▶ **EXTRACTED MATERIAL**:
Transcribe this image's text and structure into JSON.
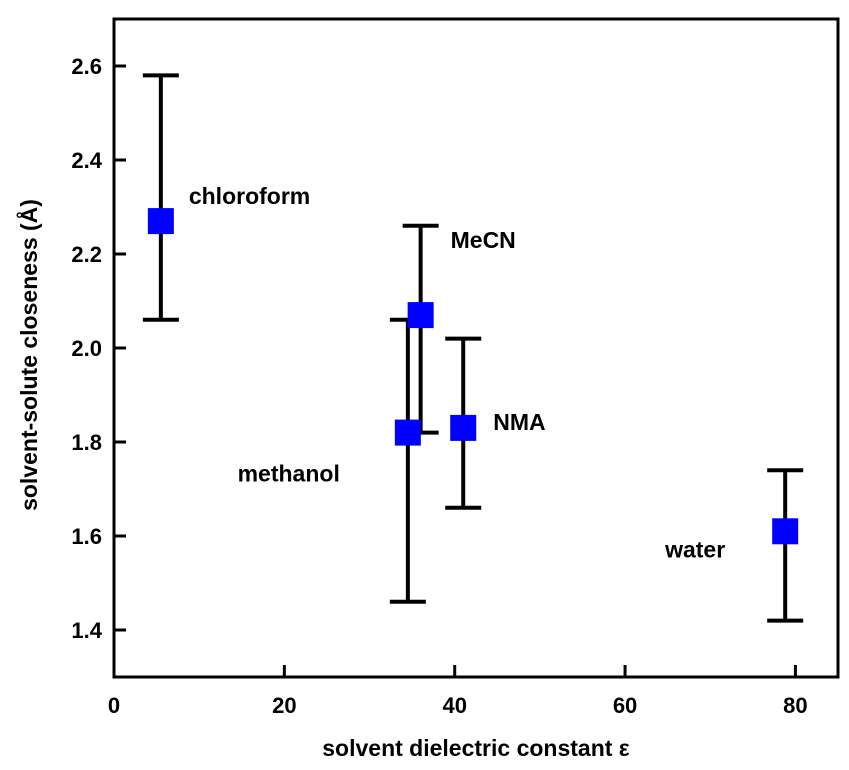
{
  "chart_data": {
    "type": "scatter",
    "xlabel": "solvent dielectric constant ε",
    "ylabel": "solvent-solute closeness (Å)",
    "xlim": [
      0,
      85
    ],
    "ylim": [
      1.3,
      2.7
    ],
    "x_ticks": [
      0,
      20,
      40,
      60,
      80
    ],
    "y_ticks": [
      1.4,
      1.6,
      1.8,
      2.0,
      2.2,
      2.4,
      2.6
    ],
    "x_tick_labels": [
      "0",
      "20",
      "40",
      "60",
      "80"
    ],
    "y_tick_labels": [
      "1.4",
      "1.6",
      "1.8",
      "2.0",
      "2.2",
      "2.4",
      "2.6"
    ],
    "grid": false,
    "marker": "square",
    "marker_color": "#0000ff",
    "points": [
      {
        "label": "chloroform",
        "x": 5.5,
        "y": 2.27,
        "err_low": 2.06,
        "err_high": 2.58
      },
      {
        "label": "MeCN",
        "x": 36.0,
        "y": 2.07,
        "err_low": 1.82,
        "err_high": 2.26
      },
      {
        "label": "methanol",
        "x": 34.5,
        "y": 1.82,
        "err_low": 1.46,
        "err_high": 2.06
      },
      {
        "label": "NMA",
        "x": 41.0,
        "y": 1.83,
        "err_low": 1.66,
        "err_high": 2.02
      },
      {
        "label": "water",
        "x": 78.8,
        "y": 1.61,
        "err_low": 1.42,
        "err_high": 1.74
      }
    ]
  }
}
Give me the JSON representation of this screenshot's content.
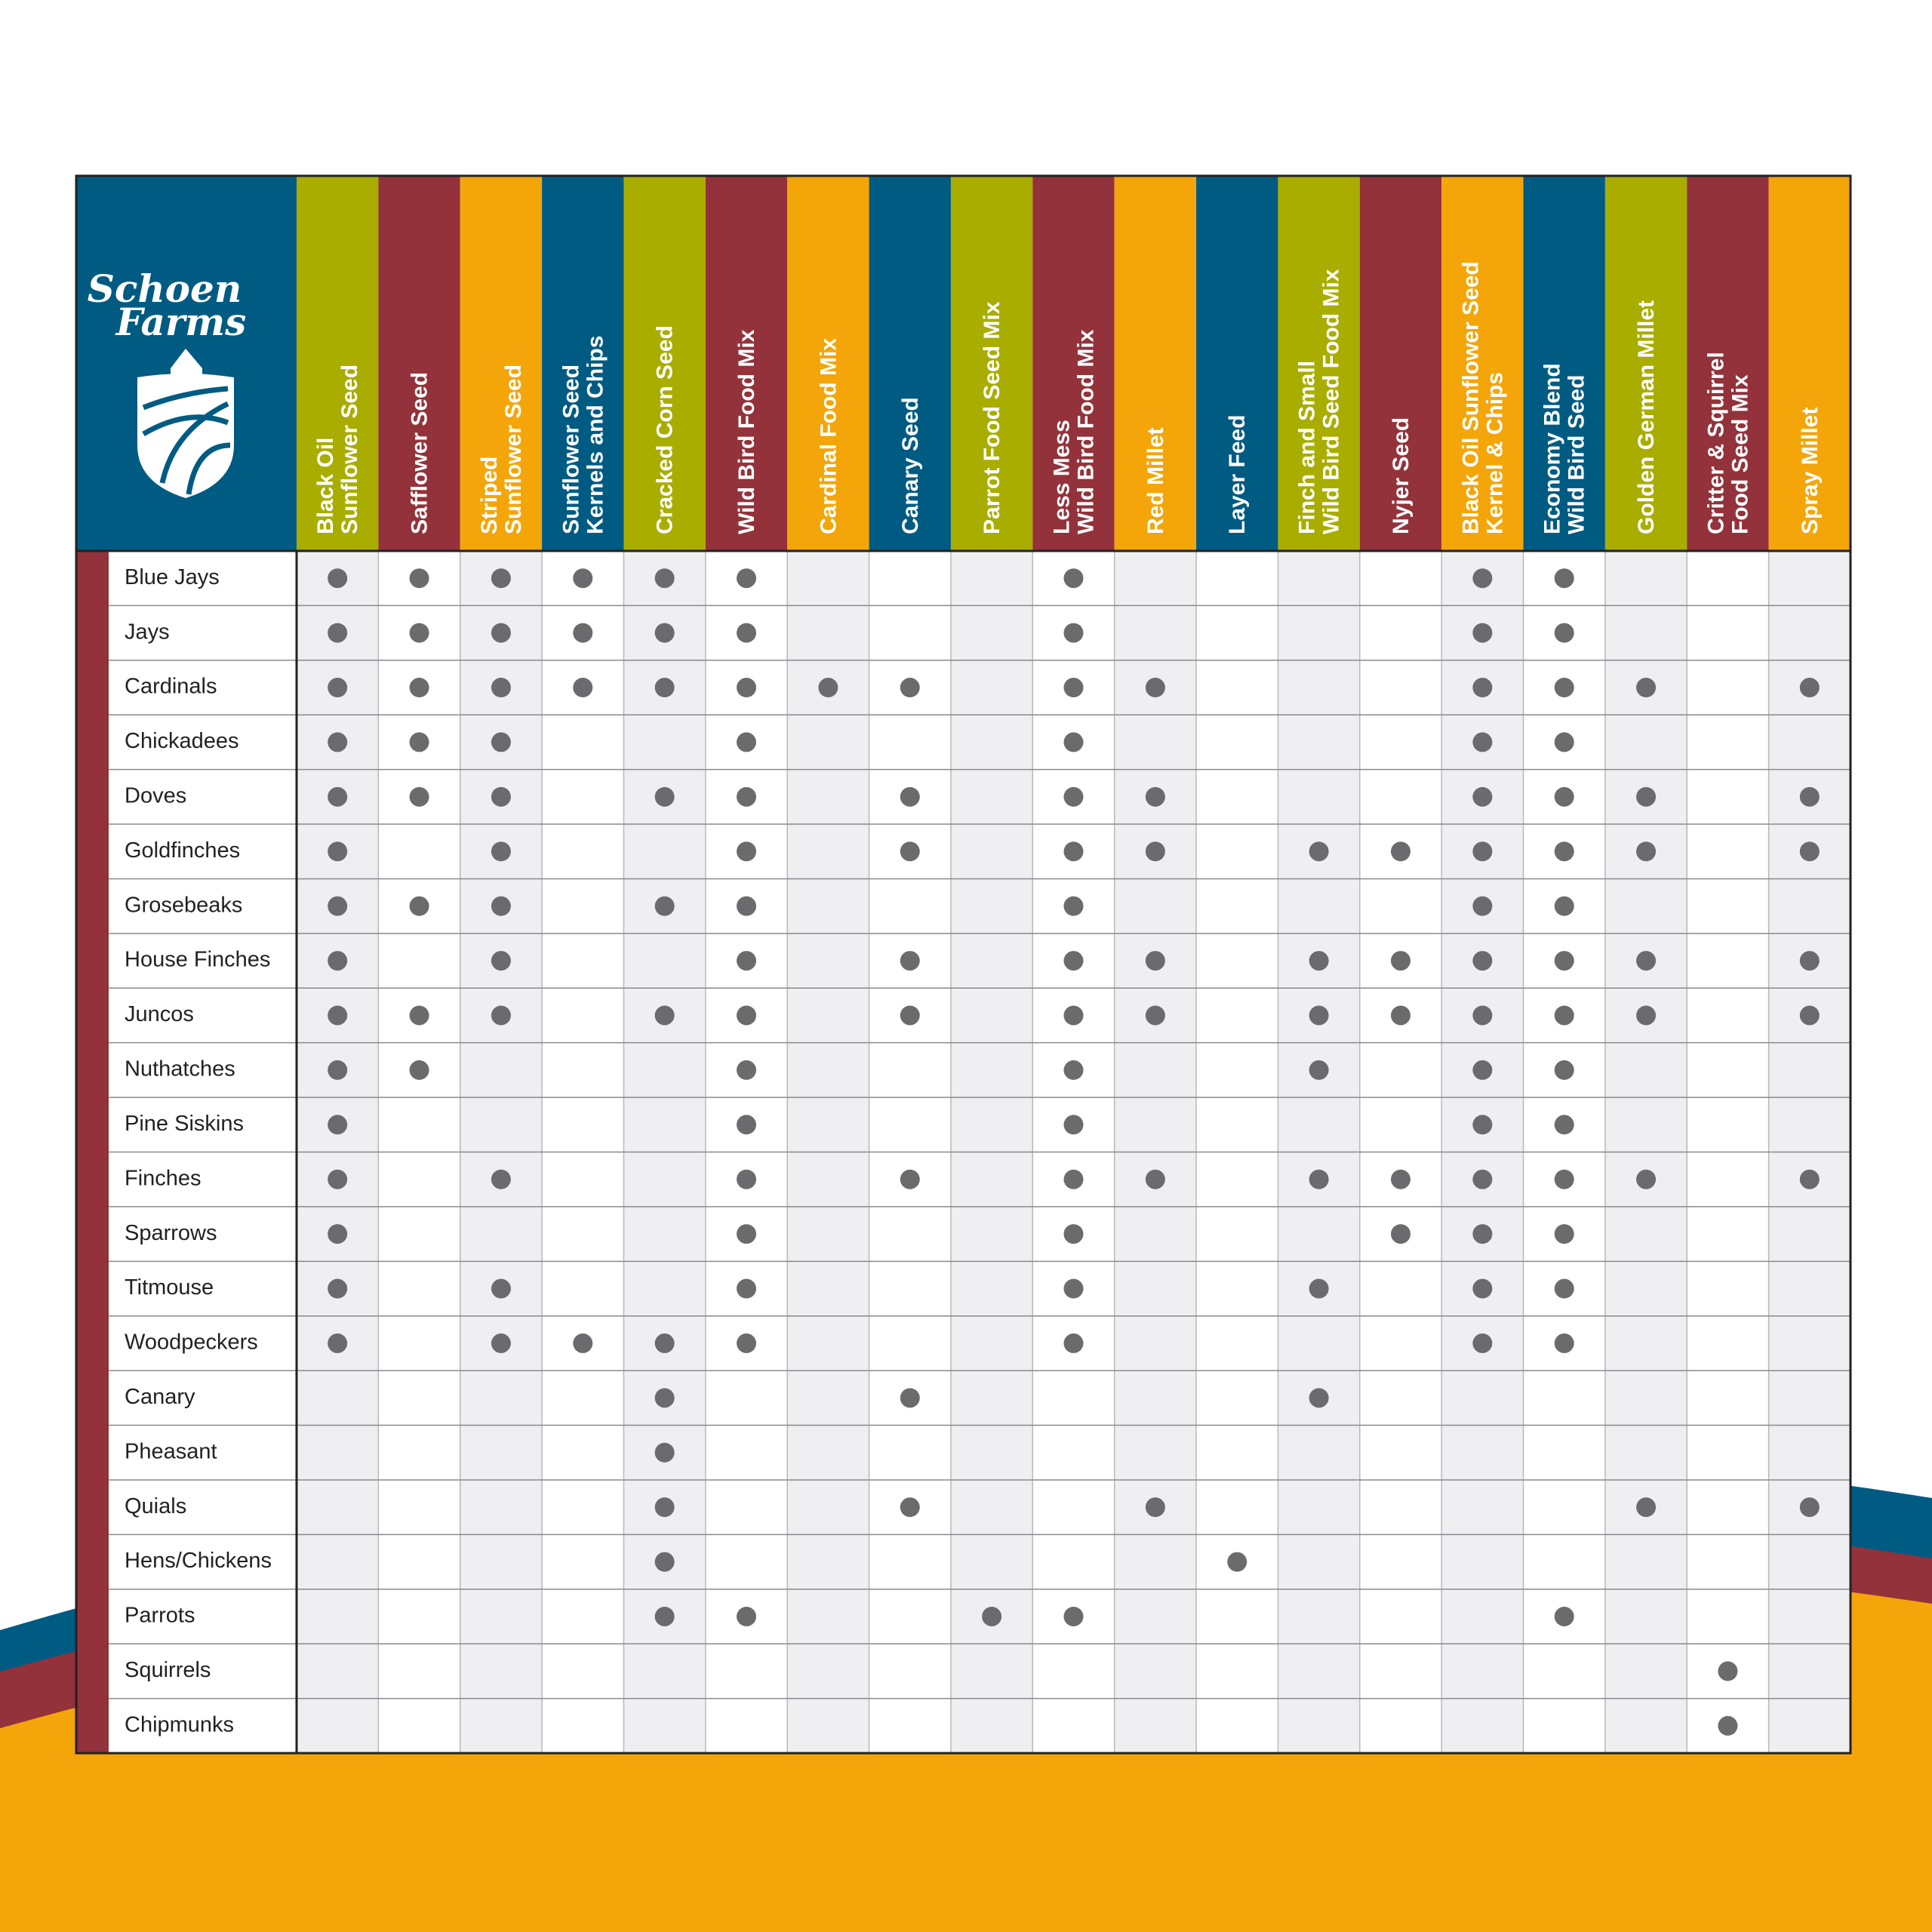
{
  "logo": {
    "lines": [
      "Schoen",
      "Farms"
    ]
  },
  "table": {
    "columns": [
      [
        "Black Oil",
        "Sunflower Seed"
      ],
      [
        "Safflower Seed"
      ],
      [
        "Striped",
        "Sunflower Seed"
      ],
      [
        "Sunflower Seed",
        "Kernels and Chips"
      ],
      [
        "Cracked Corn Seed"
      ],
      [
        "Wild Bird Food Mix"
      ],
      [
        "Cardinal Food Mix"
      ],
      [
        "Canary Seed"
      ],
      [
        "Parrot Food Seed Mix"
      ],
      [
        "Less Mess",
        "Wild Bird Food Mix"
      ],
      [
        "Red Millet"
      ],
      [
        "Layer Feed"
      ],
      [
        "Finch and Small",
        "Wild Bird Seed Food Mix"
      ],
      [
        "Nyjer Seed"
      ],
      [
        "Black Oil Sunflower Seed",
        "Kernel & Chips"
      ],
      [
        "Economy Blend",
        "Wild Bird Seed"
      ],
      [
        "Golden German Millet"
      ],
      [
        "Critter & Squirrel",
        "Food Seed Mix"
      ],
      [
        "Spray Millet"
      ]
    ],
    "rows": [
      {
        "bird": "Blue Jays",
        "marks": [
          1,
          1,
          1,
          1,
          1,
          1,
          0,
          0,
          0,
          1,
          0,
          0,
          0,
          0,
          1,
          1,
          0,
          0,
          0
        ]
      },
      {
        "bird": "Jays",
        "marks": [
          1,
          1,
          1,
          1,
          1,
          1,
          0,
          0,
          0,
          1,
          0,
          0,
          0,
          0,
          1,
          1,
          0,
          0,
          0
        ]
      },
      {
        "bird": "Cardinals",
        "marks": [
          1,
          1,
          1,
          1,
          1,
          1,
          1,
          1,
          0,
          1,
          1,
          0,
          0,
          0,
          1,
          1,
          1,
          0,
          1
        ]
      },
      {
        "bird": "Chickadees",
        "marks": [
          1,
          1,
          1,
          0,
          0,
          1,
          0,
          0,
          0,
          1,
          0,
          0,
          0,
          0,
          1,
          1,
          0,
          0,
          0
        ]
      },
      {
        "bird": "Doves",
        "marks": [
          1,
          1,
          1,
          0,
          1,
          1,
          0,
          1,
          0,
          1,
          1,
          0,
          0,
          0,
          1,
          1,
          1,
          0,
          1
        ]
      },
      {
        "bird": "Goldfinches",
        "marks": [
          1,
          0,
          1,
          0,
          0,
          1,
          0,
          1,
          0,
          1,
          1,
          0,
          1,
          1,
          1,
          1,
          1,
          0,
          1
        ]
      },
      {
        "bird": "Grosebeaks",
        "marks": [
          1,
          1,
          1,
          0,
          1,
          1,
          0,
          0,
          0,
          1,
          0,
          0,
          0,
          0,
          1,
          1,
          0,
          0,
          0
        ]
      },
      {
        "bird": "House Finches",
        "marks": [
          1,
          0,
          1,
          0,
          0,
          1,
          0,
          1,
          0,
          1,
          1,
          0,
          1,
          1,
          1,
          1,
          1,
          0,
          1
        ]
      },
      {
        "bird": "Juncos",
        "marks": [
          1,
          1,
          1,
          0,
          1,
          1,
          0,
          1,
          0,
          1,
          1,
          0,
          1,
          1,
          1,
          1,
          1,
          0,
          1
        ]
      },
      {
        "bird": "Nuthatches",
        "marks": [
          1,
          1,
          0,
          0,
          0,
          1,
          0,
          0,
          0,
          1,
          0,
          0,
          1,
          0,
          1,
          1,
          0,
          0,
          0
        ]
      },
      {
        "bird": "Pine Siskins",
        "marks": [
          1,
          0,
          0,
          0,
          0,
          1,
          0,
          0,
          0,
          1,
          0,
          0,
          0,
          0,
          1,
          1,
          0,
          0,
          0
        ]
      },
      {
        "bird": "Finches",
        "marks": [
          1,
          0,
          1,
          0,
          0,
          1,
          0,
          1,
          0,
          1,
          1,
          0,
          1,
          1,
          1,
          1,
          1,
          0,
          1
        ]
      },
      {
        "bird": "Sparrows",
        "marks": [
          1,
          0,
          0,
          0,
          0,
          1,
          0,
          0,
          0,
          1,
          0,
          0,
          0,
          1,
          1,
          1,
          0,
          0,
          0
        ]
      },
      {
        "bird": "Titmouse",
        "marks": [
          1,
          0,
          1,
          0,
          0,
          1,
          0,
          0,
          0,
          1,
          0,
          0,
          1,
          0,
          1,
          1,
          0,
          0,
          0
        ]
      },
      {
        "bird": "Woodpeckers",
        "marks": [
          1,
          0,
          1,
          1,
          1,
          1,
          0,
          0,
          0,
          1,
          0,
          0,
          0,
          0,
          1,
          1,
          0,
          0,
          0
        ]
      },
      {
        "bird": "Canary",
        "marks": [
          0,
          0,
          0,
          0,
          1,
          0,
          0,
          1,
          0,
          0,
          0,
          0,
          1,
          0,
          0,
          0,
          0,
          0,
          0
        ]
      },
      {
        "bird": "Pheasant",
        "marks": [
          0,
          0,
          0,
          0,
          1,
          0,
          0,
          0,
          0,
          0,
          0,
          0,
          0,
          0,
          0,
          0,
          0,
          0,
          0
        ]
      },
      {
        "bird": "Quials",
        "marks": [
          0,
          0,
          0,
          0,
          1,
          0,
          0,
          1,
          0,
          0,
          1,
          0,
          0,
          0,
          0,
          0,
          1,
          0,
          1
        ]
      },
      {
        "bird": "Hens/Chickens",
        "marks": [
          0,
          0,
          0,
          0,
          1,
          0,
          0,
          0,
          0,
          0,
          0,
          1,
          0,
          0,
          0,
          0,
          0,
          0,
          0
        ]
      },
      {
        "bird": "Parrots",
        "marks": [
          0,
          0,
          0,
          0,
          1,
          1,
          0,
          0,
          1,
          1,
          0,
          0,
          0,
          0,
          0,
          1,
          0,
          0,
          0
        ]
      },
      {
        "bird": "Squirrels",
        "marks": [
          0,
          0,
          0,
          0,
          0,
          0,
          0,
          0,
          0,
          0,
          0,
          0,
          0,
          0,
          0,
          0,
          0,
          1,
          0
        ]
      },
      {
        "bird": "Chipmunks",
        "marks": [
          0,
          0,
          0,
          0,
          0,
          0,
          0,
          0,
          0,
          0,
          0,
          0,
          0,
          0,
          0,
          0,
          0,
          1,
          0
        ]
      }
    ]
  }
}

▶ **DIRECTIVE**: Copy out every line where the word "this" occurs.

▶ **WRITTEN RESPONSE**:
Transcribe this image's text and structure into JSON.
Give me the JSON representation of this screenshot's content.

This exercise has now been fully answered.